### [EXERCISE REQUIREMENTS]
Could you copy out, character for character, every line below from the very first one through the line containing "664 574 699</box>", including both of those lines?
::::::::
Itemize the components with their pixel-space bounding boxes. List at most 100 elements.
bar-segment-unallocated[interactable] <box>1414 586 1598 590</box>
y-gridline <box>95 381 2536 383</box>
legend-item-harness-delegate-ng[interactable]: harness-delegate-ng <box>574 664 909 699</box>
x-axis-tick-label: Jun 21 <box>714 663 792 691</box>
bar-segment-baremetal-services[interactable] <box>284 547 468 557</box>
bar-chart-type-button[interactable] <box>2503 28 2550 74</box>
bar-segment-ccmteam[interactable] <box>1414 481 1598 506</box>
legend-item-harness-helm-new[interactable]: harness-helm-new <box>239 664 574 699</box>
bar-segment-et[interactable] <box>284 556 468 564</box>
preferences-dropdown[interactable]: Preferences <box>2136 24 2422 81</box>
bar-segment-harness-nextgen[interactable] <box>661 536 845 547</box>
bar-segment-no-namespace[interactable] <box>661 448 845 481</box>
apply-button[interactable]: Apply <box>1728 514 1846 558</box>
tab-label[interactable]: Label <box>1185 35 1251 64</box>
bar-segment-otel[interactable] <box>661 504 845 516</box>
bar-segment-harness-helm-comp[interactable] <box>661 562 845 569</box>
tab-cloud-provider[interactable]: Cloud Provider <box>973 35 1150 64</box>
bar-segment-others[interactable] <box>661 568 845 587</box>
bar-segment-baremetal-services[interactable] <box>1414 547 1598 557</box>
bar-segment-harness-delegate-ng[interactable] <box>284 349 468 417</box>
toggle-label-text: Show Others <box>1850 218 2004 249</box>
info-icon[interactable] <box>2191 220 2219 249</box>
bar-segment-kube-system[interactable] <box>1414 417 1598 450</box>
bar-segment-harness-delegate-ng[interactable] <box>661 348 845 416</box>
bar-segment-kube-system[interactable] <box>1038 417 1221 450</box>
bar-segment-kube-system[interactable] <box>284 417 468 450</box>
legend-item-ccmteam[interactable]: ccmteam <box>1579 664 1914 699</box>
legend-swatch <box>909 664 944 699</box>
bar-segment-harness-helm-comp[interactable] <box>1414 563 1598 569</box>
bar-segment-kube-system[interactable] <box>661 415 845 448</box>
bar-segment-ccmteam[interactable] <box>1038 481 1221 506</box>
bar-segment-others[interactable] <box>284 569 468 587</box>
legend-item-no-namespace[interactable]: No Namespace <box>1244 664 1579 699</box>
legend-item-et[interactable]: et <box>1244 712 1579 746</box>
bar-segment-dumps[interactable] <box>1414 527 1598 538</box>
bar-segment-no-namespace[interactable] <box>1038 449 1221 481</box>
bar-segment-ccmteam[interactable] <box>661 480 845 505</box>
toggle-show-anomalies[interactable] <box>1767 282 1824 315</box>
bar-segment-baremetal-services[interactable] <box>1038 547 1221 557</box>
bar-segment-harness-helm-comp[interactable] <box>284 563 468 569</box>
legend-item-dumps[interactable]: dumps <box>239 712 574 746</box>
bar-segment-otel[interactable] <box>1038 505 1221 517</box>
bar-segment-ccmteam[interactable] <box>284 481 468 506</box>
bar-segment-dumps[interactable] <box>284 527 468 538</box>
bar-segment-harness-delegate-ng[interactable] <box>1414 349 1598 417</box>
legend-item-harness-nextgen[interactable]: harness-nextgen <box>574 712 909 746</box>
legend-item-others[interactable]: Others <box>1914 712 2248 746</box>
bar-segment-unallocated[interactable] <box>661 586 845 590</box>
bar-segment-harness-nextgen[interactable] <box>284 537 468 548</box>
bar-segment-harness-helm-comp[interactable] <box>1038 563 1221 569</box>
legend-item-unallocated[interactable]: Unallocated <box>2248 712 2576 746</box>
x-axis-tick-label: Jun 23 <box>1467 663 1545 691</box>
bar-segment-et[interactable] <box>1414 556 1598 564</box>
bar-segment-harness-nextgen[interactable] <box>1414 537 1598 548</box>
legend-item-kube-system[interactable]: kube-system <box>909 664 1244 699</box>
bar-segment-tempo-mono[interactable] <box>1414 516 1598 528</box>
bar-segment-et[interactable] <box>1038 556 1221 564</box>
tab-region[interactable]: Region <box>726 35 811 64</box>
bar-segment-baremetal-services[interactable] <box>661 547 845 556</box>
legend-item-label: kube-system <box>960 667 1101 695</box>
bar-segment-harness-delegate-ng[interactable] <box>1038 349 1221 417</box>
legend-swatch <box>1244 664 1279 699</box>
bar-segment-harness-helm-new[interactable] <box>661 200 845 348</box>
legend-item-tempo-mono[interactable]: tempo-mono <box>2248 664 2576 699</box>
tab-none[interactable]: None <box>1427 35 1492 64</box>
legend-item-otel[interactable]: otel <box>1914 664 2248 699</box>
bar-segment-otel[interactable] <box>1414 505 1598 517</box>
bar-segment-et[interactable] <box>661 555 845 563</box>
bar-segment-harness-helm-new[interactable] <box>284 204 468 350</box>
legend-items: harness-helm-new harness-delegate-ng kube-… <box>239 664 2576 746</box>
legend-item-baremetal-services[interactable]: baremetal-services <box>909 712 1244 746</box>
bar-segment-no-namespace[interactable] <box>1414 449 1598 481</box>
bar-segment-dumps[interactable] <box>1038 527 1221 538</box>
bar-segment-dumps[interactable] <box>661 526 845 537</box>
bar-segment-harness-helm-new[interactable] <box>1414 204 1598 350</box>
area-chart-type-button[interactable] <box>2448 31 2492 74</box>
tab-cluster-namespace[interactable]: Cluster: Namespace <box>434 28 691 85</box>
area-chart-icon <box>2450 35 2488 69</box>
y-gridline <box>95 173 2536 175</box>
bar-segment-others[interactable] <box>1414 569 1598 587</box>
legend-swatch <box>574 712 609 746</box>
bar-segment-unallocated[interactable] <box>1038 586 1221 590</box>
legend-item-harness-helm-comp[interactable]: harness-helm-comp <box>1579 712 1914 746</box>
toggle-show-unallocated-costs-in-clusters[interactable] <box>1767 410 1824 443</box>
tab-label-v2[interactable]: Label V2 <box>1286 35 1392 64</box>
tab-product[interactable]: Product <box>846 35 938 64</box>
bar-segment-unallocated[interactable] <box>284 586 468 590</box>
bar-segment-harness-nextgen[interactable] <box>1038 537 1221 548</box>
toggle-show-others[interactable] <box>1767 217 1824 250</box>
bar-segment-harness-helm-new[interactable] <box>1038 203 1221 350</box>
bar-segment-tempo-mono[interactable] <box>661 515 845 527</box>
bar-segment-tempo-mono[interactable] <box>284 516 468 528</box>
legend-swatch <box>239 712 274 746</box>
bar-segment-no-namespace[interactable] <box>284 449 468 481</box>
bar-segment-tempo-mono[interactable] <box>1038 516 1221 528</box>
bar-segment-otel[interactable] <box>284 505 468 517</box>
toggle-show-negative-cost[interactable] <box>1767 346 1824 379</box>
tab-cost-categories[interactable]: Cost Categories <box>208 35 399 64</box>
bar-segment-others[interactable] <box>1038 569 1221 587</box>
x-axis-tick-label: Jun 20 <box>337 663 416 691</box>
::::::::
### [EXERCISE OUTPUT]
Itemize the components with their pixel-space bounding boxes. List at most 100 elements.
bar-segment-unallocated[interactable] <box>1414 586 1598 590</box>
y-gridline <box>95 381 2536 383</box>
legend-item-harness-delegate-ng[interactable]: harness-delegate-ng <box>574 664 909 699</box>
x-axis-tick-label: Jun 21 <box>714 663 792 691</box>
bar-segment-baremetal-services[interactable] <box>284 547 468 557</box>
bar-chart-type-button[interactable] <box>2503 28 2550 74</box>
bar-segment-ccmteam[interactable] <box>1414 481 1598 506</box>
legend-item-harness-helm-new[interactable]: harness-helm-new <box>239 664 574 699</box>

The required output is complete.